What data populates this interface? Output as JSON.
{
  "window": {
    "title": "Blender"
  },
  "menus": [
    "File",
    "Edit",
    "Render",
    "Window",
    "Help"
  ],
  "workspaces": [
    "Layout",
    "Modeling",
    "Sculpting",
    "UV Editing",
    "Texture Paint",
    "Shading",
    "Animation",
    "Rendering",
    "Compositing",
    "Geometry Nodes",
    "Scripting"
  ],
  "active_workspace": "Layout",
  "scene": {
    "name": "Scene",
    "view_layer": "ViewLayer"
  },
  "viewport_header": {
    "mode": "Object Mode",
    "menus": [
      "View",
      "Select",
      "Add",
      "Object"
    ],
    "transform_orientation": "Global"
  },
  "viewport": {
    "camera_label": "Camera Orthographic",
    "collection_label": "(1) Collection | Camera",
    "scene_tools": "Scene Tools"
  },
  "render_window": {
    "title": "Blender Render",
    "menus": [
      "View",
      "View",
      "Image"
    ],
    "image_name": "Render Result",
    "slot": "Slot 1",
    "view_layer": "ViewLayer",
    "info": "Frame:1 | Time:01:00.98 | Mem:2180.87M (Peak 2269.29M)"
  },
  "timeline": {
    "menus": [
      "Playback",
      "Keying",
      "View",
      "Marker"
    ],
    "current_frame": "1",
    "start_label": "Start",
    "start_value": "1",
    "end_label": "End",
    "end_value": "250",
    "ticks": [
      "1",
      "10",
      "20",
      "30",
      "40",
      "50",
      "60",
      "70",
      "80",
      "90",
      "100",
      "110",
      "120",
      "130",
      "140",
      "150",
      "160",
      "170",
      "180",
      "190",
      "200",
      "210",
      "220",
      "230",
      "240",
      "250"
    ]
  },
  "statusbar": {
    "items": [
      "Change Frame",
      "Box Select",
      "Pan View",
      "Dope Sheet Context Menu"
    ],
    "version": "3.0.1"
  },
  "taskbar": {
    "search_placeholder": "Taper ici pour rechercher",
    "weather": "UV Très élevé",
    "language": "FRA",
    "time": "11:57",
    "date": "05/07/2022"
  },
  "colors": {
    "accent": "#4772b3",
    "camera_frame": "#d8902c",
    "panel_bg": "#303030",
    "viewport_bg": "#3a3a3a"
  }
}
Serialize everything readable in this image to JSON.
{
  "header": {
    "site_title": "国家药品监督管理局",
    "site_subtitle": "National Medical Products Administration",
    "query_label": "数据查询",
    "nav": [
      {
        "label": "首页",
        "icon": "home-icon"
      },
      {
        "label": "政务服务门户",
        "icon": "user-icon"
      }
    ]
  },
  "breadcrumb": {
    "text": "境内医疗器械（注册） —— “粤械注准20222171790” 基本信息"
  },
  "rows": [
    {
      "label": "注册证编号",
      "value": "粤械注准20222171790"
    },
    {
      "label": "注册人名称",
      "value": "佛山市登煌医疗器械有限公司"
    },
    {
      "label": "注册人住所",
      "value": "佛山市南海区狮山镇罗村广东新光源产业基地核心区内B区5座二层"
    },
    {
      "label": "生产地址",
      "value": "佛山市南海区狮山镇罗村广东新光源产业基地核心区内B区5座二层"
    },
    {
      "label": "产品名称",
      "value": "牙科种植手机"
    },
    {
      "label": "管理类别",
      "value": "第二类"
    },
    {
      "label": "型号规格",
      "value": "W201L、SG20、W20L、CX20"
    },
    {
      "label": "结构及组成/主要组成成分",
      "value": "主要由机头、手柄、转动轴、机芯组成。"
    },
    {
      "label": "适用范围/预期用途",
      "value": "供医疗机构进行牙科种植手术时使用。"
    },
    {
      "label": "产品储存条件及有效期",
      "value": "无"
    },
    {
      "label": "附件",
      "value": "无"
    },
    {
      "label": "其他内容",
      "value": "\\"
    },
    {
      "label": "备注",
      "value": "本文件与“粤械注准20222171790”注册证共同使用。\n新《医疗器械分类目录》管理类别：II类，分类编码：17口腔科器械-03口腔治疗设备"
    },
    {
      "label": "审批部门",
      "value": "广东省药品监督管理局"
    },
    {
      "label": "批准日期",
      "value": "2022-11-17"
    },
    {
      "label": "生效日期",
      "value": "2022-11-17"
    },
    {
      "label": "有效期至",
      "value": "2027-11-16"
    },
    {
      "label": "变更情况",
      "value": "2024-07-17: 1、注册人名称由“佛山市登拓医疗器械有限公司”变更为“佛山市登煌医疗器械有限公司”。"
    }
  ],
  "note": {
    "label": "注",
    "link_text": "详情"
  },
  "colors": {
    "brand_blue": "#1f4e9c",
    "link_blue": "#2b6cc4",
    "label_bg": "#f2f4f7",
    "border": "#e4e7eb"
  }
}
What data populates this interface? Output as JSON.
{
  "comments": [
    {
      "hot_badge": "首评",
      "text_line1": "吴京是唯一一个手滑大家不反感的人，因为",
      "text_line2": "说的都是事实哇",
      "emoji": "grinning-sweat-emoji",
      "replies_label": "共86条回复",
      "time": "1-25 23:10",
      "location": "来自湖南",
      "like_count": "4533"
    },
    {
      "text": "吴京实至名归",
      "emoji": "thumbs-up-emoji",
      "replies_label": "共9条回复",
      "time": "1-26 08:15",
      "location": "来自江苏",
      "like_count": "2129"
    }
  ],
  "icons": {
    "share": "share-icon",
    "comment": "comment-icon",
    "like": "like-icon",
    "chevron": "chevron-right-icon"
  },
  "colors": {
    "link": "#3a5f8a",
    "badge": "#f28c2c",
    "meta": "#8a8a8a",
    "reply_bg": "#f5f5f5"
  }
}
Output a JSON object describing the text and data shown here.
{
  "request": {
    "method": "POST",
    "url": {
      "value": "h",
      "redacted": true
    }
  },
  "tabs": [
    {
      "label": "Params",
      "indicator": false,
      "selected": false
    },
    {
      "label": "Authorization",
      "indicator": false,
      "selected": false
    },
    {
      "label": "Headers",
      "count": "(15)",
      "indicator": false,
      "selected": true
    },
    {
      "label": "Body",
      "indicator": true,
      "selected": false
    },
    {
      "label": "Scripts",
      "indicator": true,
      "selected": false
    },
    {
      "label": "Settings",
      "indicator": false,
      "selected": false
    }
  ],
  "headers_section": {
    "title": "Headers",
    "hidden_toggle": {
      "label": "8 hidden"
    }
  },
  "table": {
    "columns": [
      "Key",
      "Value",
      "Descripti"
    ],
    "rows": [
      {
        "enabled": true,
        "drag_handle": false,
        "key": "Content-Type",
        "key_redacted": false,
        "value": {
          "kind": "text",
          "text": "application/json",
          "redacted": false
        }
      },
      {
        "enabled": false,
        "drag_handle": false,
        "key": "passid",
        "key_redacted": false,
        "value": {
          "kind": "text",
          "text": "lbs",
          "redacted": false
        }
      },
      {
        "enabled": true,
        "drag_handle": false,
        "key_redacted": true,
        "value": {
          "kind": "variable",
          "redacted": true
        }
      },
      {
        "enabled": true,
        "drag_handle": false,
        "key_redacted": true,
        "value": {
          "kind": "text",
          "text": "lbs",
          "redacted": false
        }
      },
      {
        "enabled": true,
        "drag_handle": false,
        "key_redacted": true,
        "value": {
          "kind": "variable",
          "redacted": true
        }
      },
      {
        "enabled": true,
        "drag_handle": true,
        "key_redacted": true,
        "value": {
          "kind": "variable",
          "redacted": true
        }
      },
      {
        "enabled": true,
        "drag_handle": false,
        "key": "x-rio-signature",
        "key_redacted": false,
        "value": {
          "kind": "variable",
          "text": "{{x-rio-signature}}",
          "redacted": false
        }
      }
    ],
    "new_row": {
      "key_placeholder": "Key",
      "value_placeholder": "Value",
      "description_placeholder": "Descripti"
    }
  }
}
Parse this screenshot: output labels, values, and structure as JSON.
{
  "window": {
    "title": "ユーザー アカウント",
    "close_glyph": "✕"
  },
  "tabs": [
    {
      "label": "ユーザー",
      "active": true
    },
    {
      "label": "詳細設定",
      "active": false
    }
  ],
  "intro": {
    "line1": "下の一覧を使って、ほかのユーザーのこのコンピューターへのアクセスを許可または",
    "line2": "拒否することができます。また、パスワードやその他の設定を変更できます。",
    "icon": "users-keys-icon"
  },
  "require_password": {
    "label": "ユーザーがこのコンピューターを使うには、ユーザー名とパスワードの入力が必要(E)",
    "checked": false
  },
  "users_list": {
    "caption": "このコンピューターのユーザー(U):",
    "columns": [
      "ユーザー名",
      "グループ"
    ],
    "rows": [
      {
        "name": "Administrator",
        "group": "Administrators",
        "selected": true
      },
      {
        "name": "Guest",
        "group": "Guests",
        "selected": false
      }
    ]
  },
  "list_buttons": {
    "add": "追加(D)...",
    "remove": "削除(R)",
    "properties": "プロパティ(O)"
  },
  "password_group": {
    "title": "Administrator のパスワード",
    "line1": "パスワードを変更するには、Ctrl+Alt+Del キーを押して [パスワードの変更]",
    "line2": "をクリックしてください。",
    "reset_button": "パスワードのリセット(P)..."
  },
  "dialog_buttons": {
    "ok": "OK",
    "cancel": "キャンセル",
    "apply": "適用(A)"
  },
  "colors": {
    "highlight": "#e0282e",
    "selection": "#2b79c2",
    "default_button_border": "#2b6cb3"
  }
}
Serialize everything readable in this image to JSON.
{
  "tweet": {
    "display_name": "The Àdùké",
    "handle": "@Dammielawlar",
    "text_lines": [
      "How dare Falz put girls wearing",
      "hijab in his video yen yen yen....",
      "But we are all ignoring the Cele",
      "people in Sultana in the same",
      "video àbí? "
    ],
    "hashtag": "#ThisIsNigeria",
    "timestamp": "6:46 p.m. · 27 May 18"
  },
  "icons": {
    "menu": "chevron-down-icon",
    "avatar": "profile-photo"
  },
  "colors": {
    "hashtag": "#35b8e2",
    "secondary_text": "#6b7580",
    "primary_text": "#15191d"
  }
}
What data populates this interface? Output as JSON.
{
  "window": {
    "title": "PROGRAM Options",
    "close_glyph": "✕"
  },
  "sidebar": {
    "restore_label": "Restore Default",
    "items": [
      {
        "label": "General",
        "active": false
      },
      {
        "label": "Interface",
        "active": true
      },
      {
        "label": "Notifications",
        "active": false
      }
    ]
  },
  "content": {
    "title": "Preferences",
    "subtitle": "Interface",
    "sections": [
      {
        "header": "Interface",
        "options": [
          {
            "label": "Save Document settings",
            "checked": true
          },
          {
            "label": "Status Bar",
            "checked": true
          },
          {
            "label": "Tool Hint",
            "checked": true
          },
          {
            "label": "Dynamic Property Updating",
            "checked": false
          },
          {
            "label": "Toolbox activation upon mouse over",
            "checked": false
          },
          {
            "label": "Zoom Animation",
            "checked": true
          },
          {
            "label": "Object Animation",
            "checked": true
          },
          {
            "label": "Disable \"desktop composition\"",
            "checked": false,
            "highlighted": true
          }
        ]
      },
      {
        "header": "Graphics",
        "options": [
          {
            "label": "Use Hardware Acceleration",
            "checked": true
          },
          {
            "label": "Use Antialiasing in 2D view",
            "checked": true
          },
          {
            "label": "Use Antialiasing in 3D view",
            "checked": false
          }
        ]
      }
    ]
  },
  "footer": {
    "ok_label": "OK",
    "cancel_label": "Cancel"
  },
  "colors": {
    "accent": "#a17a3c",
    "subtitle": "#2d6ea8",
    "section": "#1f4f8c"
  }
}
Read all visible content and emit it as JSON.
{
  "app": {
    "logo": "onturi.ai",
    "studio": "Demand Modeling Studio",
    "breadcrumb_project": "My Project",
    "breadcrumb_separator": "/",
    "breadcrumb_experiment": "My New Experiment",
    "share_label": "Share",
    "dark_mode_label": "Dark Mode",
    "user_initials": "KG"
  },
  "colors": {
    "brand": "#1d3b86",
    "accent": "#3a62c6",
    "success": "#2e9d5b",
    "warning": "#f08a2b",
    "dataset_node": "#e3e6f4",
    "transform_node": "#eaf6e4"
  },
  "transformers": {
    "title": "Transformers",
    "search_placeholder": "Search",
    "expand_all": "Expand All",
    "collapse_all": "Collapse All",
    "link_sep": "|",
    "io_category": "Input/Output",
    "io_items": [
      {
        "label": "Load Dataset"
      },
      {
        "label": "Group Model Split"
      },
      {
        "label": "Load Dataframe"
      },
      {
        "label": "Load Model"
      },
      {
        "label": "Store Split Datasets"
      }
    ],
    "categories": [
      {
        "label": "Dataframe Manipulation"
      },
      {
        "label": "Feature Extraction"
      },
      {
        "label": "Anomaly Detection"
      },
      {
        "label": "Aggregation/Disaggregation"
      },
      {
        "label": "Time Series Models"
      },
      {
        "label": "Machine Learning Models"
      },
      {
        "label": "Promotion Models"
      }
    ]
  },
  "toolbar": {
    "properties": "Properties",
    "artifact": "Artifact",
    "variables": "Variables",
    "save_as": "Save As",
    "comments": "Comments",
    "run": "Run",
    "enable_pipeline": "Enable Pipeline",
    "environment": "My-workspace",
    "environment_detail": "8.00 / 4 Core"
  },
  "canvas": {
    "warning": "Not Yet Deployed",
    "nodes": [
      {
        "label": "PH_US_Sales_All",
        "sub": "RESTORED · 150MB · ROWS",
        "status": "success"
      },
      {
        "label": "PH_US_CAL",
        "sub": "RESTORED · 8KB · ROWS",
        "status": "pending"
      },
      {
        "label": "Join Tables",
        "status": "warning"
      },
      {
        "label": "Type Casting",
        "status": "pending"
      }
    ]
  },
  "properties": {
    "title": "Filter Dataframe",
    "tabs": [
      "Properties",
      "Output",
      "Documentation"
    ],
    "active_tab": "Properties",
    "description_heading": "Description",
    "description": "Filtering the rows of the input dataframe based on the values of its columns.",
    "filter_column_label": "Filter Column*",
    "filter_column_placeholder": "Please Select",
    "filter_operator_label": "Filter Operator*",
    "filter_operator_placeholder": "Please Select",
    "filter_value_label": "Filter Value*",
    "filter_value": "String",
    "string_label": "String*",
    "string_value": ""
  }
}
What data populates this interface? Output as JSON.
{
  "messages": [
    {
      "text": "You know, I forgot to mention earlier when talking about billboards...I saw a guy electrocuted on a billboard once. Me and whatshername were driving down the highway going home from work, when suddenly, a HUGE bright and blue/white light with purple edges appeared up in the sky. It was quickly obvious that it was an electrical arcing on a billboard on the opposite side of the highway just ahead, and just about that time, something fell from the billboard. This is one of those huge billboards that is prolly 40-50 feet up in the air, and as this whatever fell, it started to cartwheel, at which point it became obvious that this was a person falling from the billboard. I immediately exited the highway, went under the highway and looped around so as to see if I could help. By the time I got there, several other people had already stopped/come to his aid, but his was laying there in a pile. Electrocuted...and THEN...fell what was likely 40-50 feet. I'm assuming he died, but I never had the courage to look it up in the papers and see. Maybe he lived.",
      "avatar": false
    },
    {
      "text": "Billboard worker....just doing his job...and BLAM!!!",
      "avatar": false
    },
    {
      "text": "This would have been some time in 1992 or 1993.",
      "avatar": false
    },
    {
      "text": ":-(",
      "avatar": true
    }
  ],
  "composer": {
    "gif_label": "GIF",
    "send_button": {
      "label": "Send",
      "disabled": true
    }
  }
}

[Task instructions]
Find all lines holding the string "Type" and copy them.

[Expected answer]
        "key": "Content-Type",
        "label": "Type Casting",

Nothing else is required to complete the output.